> _Work to be completed_: Without including any pictures, write out all the entries exactly.

+===+

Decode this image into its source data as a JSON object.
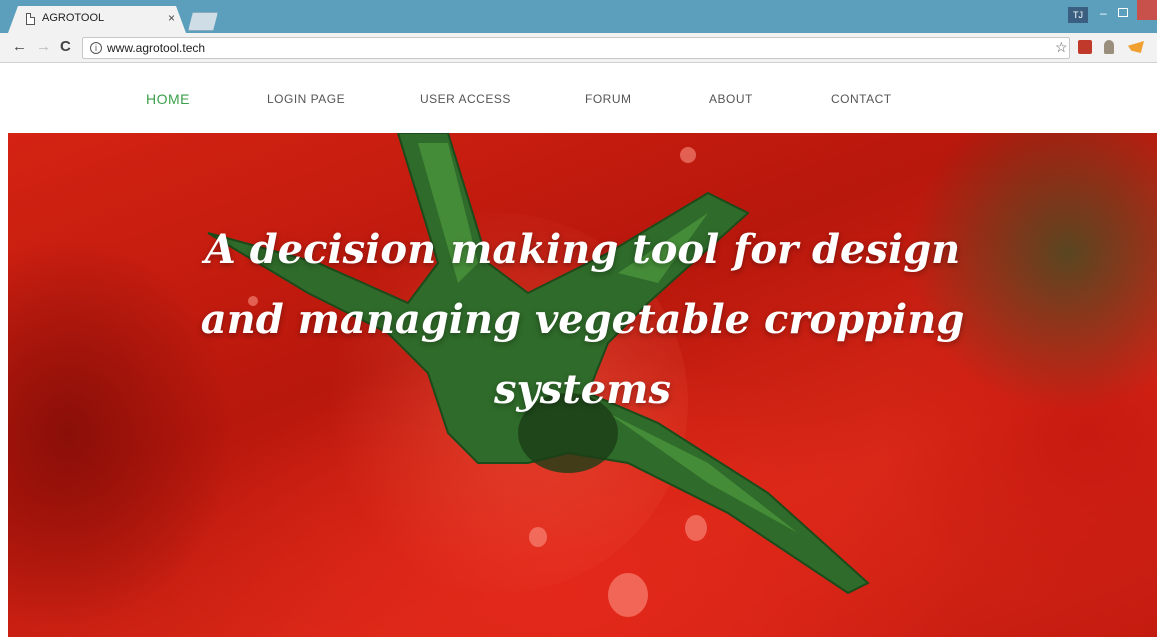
{
  "browser": {
    "tab_title": "AGROTOOL",
    "tab_close": "×",
    "url": "www.agrotool.tech",
    "profile_initials": "TJ",
    "info_glyph": "i",
    "star_glyph": "☆",
    "back_glyph": "←",
    "forward_glyph": "→",
    "reload_glyph": "C",
    "minimize_glyph": "–"
  },
  "nav": {
    "items": [
      {
        "label": "HOME",
        "active": true
      },
      {
        "label": "LOGIN PAGE",
        "active": false
      },
      {
        "label": "USER ACCESS",
        "active": false
      },
      {
        "label": "FORUM",
        "active": false
      },
      {
        "label": "ABOUT",
        "active": false
      },
      {
        "label": "CONTACT",
        "active": false
      }
    ],
    "active_color": "#3aa04a"
  },
  "hero": {
    "heading_lines": [
      "A decision making tool for design",
      "and managing vegetable cropping",
      "systems"
    ]
  },
  "colors": {
    "tabstrip": "#5b9fbd",
    "hero_red": "#d42313",
    "stem_green": "#2f6b2a"
  }
}
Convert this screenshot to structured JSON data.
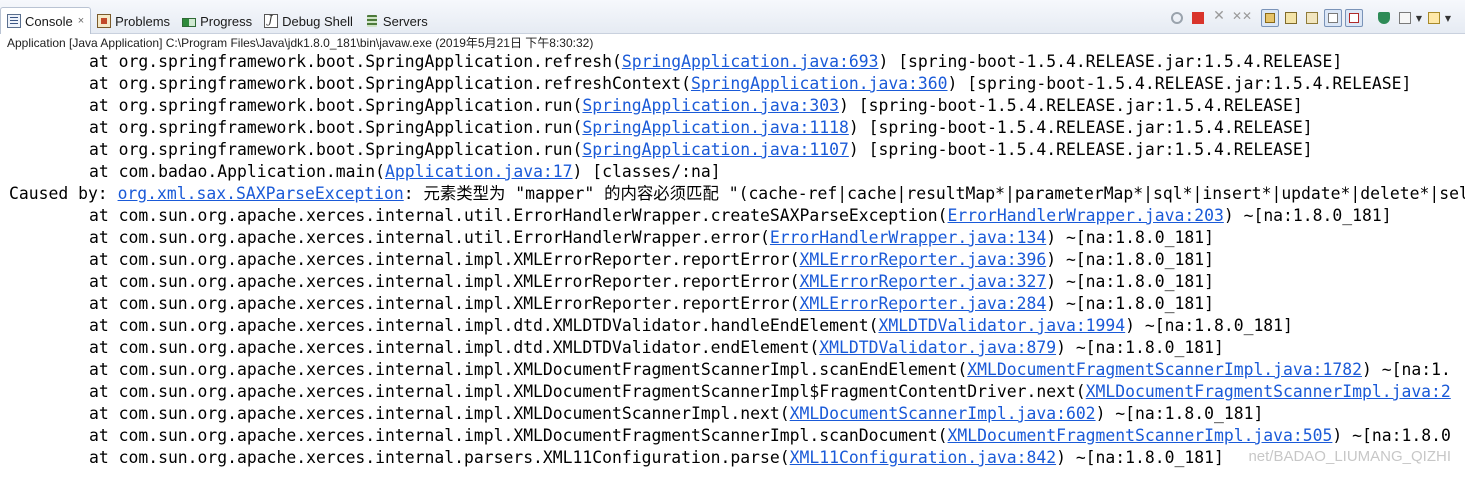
{
  "tabs": [
    {
      "label": "Console",
      "icon": "console-icon",
      "active": true,
      "close": "×"
    },
    {
      "label": "Problems",
      "icon": "problems-icon"
    },
    {
      "label": "Progress",
      "icon": "progress-icon"
    },
    {
      "label": "Debug Shell",
      "icon": "debug-shell-icon"
    },
    {
      "label": "Servers",
      "icon": "servers-icon"
    }
  ],
  "process_label": "Application [Java Application] C:\\Program Files\\Java\\jdk1.8.0_181\\bin\\javaw.exe (2019年5月21日 下午8:30:32)",
  "link_color": "#1a5ad8",
  "lines": [
    {
      "pre": "at org.springframework.boot.SpringApplication.refresh(",
      "link": "SpringApplication.java:693",
      "post": ") [spring-boot-1.5.4.RELEASE.jar:1.5.4.RELEASE]"
    },
    {
      "pre": "at org.springframework.boot.SpringApplication.refreshContext(",
      "link": "SpringApplication.java:360",
      "post": ") [spring-boot-1.5.4.RELEASE.jar:1.5.4.RELEASE]"
    },
    {
      "pre": "at org.springframework.boot.SpringApplication.run(",
      "link": "SpringApplication.java:303",
      "post": ") [spring-boot-1.5.4.RELEASE.jar:1.5.4.RELEASE]"
    },
    {
      "pre": "at org.springframework.boot.SpringApplication.run(",
      "link": "SpringApplication.java:1118",
      "post": ") [spring-boot-1.5.4.RELEASE.jar:1.5.4.RELEASE]"
    },
    {
      "pre": "at org.springframework.boot.SpringApplication.run(",
      "link": "SpringApplication.java:1107",
      "post": ") [spring-boot-1.5.4.RELEASE.jar:1.5.4.RELEASE]"
    },
    {
      "pre": "at com.badao.Application.main(",
      "link": "Application.java:17",
      "post": ") [classes/:na]"
    },
    {
      "pre": "Caused by: ",
      "link": "org.xml.sax.SAXParseException",
      "post": ": 元素类型为 \"mapper\" 的内容必须匹配 \"(cache-ref|cache|resultMap*|parameterMap*|sql*|insert*|update*|delete*|sele",
      "caused": true
    },
    {
      "pre": "at com.sun.org.apache.xerces.internal.util.ErrorHandlerWrapper.createSAXParseException(",
      "link": "ErrorHandlerWrapper.java:203",
      "post": ") ~[na:1.8.0_181]"
    },
    {
      "pre": "at com.sun.org.apache.xerces.internal.util.ErrorHandlerWrapper.error(",
      "link": "ErrorHandlerWrapper.java:134",
      "post": ") ~[na:1.8.0_181]"
    },
    {
      "pre": "at com.sun.org.apache.xerces.internal.impl.XMLErrorReporter.reportError(",
      "link": "XMLErrorReporter.java:396",
      "post": ") ~[na:1.8.0_181]"
    },
    {
      "pre": "at com.sun.org.apache.xerces.internal.impl.XMLErrorReporter.reportError(",
      "link": "XMLErrorReporter.java:327",
      "post": ") ~[na:1.8.0_181]"
    },
    {
      "pre": "at com.sun.org.apache.xerces.internal.impl.XMLErrorReporter.reportError(",
      "link": "XMLErrorReporter.java:284",
      "post": ") ~[na:1.8.0_181]"
    },
    {
      "pre": "at com.sun.org.apache.xerces.internal.impl.dtd.XMLDTDValidator.handleEndElement(",
      "link": "XMLDTDValidator.java:1994",
      "post": ") ~[na:1.8.0_181]"
    },
    {
      "pre": "at com.sun.org.apache.xerces.internal.impl.dtd.XMLDTDValidator.endElement(",
      "link": "XMLDTDValidator.java:879",
      "post": ") ~[na:1.8.0_181]"
    },
    {
      "pre": "at com.sun.org.apache.xerces.internal.impl.XMLDocumentFragmentScannerImpl.scanEndElement(",
      "link": "XMLDocumentFragmentScannerImpl.java:1782",
      "post": ") ~[na:1."
    },
    {
      "pre": "at com.sun.org.apache.xerces.internal.impl.XMLDocumentFragmentScannerImpl$FragmentContentDriver.next(",
      "link": "XMLDocumentFragmentScannerImpl.java:2",
      "post": ""
    },
    {
      "pre": "at com.sun.org.apache.xerces.internal.impl.XMLDocumentScannerImpl.next(",
      "link": "XMLDocumentScannerImpl.java:602",
      "post": ") ~[na:1.8.0_181]"
    },
    {
      "pre": "at com.sun.org.apache.xerces.internal.impl.XMLDocumentFragmentScannerImpl.scanDocument(",
      "link": "XMLDocumentFragmentScannerImpl.java:505",
      "post": ") ~[na:1.8.0"
    },
    {
      "pre": "at com.sun.org.apache.xerces.internal.parsers.XML11Configuration.parse(",
      "link": "XML11Configuration.java:842",
      "post": ") ~[na:1.8.0_181]"
    }
  ],
  "watermark": "net/BADAO_LIUMANG_QIZHI"
}
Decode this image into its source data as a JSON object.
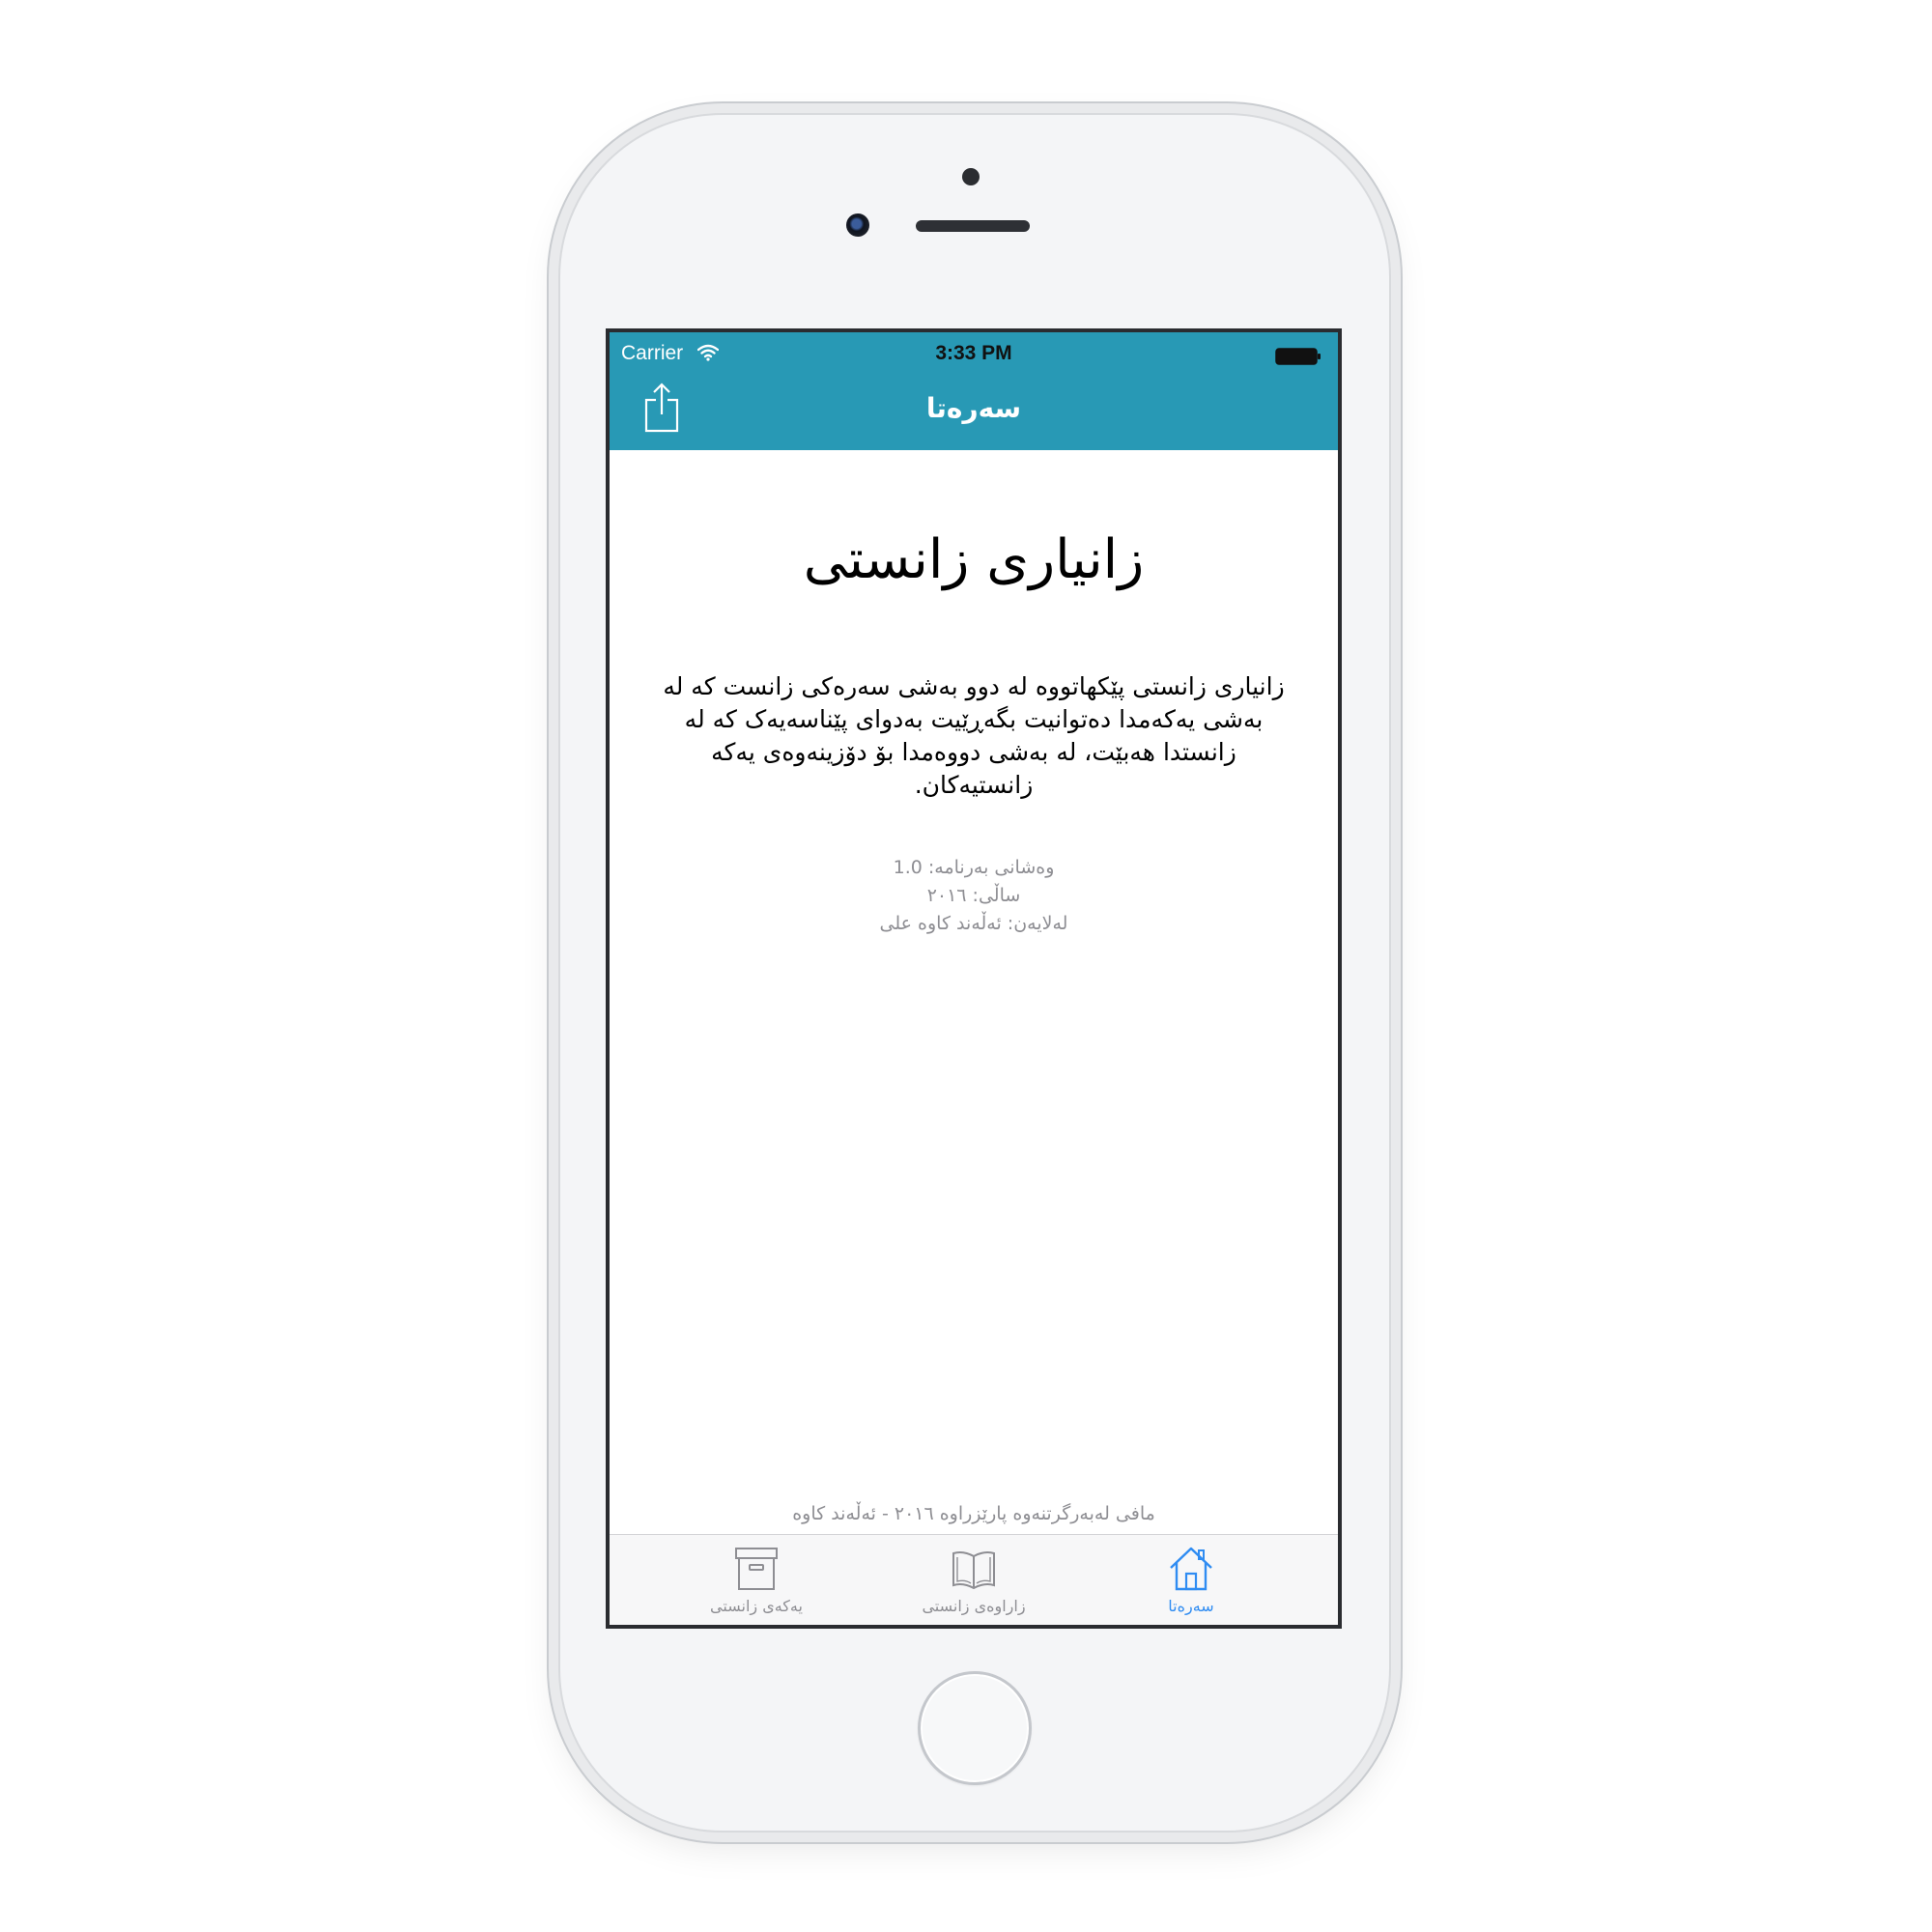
{
  "status_bar": {
    "carrier": "Carrier",
    "time": "3:33 PM"
  },
  "nav": {
    "title": "سەرەتا",
    "share_icon": "share-icon"
  },
  "content": {
    "title": "زانیاری زانستی",
    "description": "زانیاری زانستی پێکهاتووه له دوو بەشی سەرەکی زانست کە له بەشی یەکەمدا دەتوانیت بگەڕێیت بەدوای پێناسەیەک کە لە زانستدا هەبێت، لە بەشی دووەمدا بۆ دۆزینەوەی یەکە زانستیەکان.",
    "version": "وەشانی بەرنامە: 1.0",
    "year": "ساڵی: ٢٠١٦",
    "author": "لەلایەن: ئەڵەند کاوە علی",
    "copyright": "مافی لەبەرگرتنەوە پارێزراوە ٢٠١٦ - ئەڵەند کاوە"
  },
  "tabs": [
    {
      "label": "یەکەی زانستی",
      "icon": "archive-box-icon",
      "active": false
    },
    {
      "label": "زاراوەی زانستی",
      "icon": "open-book-icon",
      "active": false
    },
    {
      "label": "سەرەتا",
      "icon": "home-icon",
      "active": true
    }
  ],
  "colors": {
    "header": "#2899b5",
    "active_tab": "#2f8cf2",
    "inactive_tab": "#8e8e93"
  }
}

+===+

> _Worked solution_:
Decode this image into its source data as a JSON object.
{
  "browser": {
    "tab_title": "AGROTOOL",
    "tab_close": "×",
    "url": "www.agrotool.tech",
    "profile_initials": "TJ",
    "info_glyph": "i",
    "star_glyph": "☆",
    "back_glyph": "←",
    "forward_glyph": "→",
    "reload_glyph": "C",
    "minimize_glyph": "–"
  },
  "nav": {
    "items": [
      {
        "label": "HOME",
        "active": true
      },
      {
        "label": "LOGIN PAGE",
        "active": false
      },
      {
        "label": "USER ACCESS",
        "active": false
      },
      {
        "label": "FORUM",
        "active": false
      },
      {
        "label": "ABOUT",
        "active": false
      },
      {
        "label": "CONTACT",
        "active": false
      }
    ],
    "active_color": "#3aa04a"
  },
  "hero": {
    "heading_lines": [
      "A decision making tool for design",
      "and managing vegetable cropping",
      "systems"
    ]
  },
  "colors": {
    "tabstrip": "#5b9fbd",
    "hero_red": "#d42313",
    "stem_green": "#2f6b2a"
  }
}
Convert this screenshot to structured JSON data.
{
  "tabs": [
    {
      "label": "Console",
      "icon": "console-icon",
      "active": true,
      "close": "×"
    },
    {
      "label": "Problems",
      "icon": "problems-icon"
    },
    {
      "label": "Progress",
      "icon": "progress-icon"
    },
    {
      "label": "Debug Shell",
      "icon": "debug-shell-icon"
    },
    {
      "label": "Servers",
      "icon": "servers-icon"
    }
  ],
  "process_label": "Application [Java Application] C:\\Program Files\\Java\\jdk1.8.0_181\\bin\\javaw.exe (2019年5月21日 下午8:30:32)",
  "link_color": "#1a5ad8",
  "lines": [
    {
      "pre": "at org.springframework.boot.SpringApplication.refresh(",
      "link": "SpringApplication.java:693",
      "post": ") [spring-boot-1.5.4.RELEASE.jar:1.5.4.RELEASE]"
    },
    {
      "pre": "at org.springframework.boot.SpringApplication.refreshContext(",
      "link": "SpringApplication.java:360",
      "post": ") [spring-boot-1.5.4.RELEASE.jar:1.5.4.RELEASE]"
    },
    {
      "pre": "at org.springframework.boot.SpringApplication.run(",
      "link": "SpringApplication.java:303",
      "post": ") [spring-boot-1.5.4.RELEASE.jar:1.5.4.RELEASE]"
    },
    {
      "pre": "at org.springframework.boot.SpringApplication.run(",
      "link": "SpringApplication.java:1118",
      "post": ") [spring-boot-1.5.4.RELEASE.jar:1.5.4.RELEASE]"
    },
    {
      "pre": "at org.springframework.boot.SpringApplication.run(",
      "link": "SpringApplication.java:1107",
      "post": ") [spring-boot-1.5.4.RELEASE.jar:1.5.4.RELEASE]"
    },
    {
      "pre": "at com.badao.Application.main(",
      "link": "Application.java:17",
      "post": ") [classes/:na]"
    },
    {
      "pre": "Caused by: ",
      "link": "org.xml.sax.SAXParseException",
      "post": ": 元素类型为 \"mapper\" 的内容必须匹配 \"(cache-ref|cache|resultMap*|parameterMap*|sql*|insert*|update*|delete*|sele",
      "caused": true
    },
    {
      "pre": "at com.sun.org.apache.xerces.internal.util.ErrorHandlerWrapper.createSAXParseException(",
      "link": "ErrorHandlerWrapper.java:203",
      "post": ") ~[na:1.8.0_181]"
    },
    {
      "pre": "at com.sun.org.apache.xerces.internal.util.ErrorHandlerWrapper.error(",
      "link": "ErrorHandlerWrapper.java:134",
      "post": ") ~[na:1.8.0_181]"
    },
    {
      "pre": "at com.sun.org.apache.xerces.internal.impl.XMLErrorReporter.reportError(",
      "link": "XMLErrorReporter.java:396",
      "post": ") ~[na:1.8.0_181]"
    },
    {
      "pre": "at com.sun.org.apache.xerces.internal.impl.XMLErrorReporter.reportError(",
      "link": "XMLErrorReporter.java:327",
      "post": ") ~[na:1.8.0_181]"
    },
    {
      "pre": "at com.sun.org.apache.xerces.internal.impl.XMLErrorReporter.reportError(",
      "link": "XMLErrorReporter.java:284",
      "post": ") ~[na:1.8.0_181]"
    },
    {
      "pre": "at com.sun.org.apache.xerces.internal.impl.dtd.XMLDTDValidator.handleEndElement(",
      "link": "XMLDTDValidator.java:1994",
      "post": ") ~[na:1.8.0_181]"
    },
    {
      "pre": "at com.sun.org.apache.xerces.internal.impl.dtd.XMLDTDValidator.endElement(",
      "link": "XMLDTDValidator.java:879",
      "post": ") ~[na:1.8.0_181]"
    },
    {
      "pre": "at com.sun.org.apache.xerces.internal.impl.XMLDocumentFragmentScannerImpl.scanEndElement(",
      "link": "XMLDocumentFragmentScannerImpl.java:1782",
      "post": ") ~[na:1."
    },
    {
      "pre": "at com.sun.org.apache.xerces.internal.impl.XMLDocumentFragmentScannerImpl$FragmentContentDriver.next(",
      "link": "XMLDocumentFragmentScannerImpl.java:2",
      "post": ""
    },
    {
      "pre": "at com.sun.org.apache.xerces.internal.impl.XMLDocumentScannerImpl.next(",
      "link": "XMLDocumentScannerImpl.java:602",
      "post": ") ~[na:1.8.0_181]"
    },
    {
      "pre": "at com.sun.org.apache.xerces.internal.impl.XMLDocumentFragmentScannerImpl.scanDocument(",
      "link": "XMLDocumentFragmentScannerImpl.java:505",
      "post": ") ~[na:1.8.0"
    },
    {
      "pre": "at com.sun.org.apache.xerces.internal.parsers.XML11Configuration.parse(",
      "link": "XML11Configuration.java:842",
      "post": ") ~[na:1.8.0_181]"
    }
  ],
  "watermark": "net/BADAO_LIUMANG_QIZHI"
}
Decode this image into its source data as a JSON object.
{
  "status_bar": {
    "carrier": "Carrier",
    "time": "3:33 PM"
  },
  "nav": {
    "title": "سەرەتا",
    "share_icon": "share-icon"
  },
  "content": {
    "title": "زانیاری زانستی",
    "description": "زانیاری زانستی پێکهاتووه له دوو بەشی سەرەکی زانست کە له بەشی یەکەمدا دەتوانیت بگەڕێیت بەدوای پێناسەیەک کە لە زانستدا هەبێت، لە بەشی دووەمدا بۆ دۆزینەوەی یەکە زانستیەکان.",
    "version": "وەشانی بەرنامە: 1.0",
    "year": "ساڵی: ٢٠١٦",
    "author": "لەلایەن: ئەڵەند کاوە علی",
    "copyright": "مافی لەبەرگرتنەوە پارێزراوە ٢٠١٦ - ئەڵەند کاوە"
  },
  "tabs": [
    {
      "label": "یەکەی زانستی",
      "icon": "archive-box-icon",
      "active": false
    },
    {
      "label": "زاراوەی زانستی",
      "icon": "open-book-icon",
      "active": false
    },
    {
      "label": "سەرەتا",
      "icon": "home-icon",
      "active": true
    }
  ],
  "colors": {
    "header": "#2899b5",
    "active_tab": "#2f8cf2",
    "inactive_tab": "#8e8e93"
  }
}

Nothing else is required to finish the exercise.